[WORK TO DO]: Exactly reproduce each entry, leaving out nothing.

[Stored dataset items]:
-=-=-=-=-

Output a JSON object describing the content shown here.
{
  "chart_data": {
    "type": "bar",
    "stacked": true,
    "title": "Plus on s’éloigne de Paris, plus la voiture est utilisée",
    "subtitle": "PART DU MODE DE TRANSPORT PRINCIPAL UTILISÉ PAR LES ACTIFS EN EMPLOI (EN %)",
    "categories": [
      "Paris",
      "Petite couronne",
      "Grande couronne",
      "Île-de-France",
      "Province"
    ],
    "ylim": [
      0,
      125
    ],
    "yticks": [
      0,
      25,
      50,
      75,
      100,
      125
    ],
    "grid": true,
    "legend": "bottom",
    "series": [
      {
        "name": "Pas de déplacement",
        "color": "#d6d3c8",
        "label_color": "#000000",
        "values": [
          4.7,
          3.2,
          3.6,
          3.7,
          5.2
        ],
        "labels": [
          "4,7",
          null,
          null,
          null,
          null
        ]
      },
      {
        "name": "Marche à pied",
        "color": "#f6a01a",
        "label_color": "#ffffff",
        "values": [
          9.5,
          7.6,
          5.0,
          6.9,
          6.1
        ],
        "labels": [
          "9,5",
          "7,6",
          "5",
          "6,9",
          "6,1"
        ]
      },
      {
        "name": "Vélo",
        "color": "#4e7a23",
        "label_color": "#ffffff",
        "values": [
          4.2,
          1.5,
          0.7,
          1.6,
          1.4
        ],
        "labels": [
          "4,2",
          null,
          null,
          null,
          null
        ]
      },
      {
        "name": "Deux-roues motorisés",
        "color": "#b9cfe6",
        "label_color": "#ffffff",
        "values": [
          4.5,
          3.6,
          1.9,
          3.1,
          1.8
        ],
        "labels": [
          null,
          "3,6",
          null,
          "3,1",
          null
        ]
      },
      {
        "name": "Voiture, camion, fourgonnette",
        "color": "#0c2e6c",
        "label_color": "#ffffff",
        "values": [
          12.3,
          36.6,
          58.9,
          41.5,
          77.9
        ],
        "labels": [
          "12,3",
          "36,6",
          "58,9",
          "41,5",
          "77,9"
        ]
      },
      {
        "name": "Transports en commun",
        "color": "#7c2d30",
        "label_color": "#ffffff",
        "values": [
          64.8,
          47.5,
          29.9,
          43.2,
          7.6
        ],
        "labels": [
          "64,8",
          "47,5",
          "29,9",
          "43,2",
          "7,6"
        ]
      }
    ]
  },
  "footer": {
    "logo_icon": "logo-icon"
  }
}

-=-=-=-=-

[TASK RESULT]:
Output a JSON object describing the content shown here.
{
  "chart_data": {
    "type": "bar",
    "stacked": true,
    "title": "Plus on s’éloigne de Paris, plus la voiture est utilisée",
    "subtitle": "PART DU MODE DE TRANSPORT PRINCIPAL UTILISÉ PAR LES ACTIFS EN EMPLOI (EN %)",
    "categories": [
      "Paris",
      "Petite couronne",
      "Grande couronne",
      "Île-de-France",
      "Province"
    ],
    "ylim": [
      0,
      125
    ],
    "yticks": [
      0,
      25,
      50,
      75,
      100,
      125
    ],
    "grid": true,
    "legend": "bottom",
    "series": [
      {
        "name": "Pas de déplacement",
        "color": "#d6d3c8",
        "label_color": "#000000",
        "values": [
          4.7,
          3.2,
          3.6,
          3.7,
          5.2
        ],
        "labels": [
          "4,7",
          null,
          null,
          null,
          null
        ]
      },
      {
        "name": "Marche à pied",
        "color": "#f6a01a",
        "label_color": "#ffffff",
        "values": [
          9.5,
          7.6,
          5.0,
          6.9,
          6.1
        ],
        "labels": [
          "9,5",
          "7,6",
          "5",
          "6,9",
          "6,1"
        ]
      },
      {
        "name": "Vélo",
        "color": "#4e7a23",
        "label_color": "#ffffff",
        "values": [
          4.2,
          1.5,
          0.7,
          1.6,
          1.4
        ],
        "labels": [
          "4,2",
          null,
          null,
          null,
          null
        ]
      },
      {
        "name": "Deux-roues motorisés",
        "color": "#b9cfe6",
        "label_color": "#ffffff",
        "values": [
          4.5,
          3.6,
          1.9,
          3.1,
          1.8
        ],
        "labels": [
          null,
          "3,6",
          null,
          "3,1",
          null
        ]
      },
      {
        "name": "Voiture, camion, fourgonnette",
        "color": "#0c2e6c",
        "label_color": "#ffffff",
        "values": [
          12.3,
          36.6,
          58.9,
          41.5,
          77.9
        ],
        "labels": [
          "12,3",
          "36,6",
          "58,9",
          "41,5",
          "77,9"
        ]
      },
      {
        "name": "Transports en commun",
        "color": "#7c2d30",
        "label_color": "#ffffff",
        "values": [
          64.8,
          47.5,
          29.9,
          43.2,
          7.6
        ],
        "labels": [
          "64,8",
          "47,5",
          "29,9",
          "43,2",
          "7,6"
        ]
      }
    ]
  },
  "footer": {
    "logo_icon": "logo-icon"
  }
}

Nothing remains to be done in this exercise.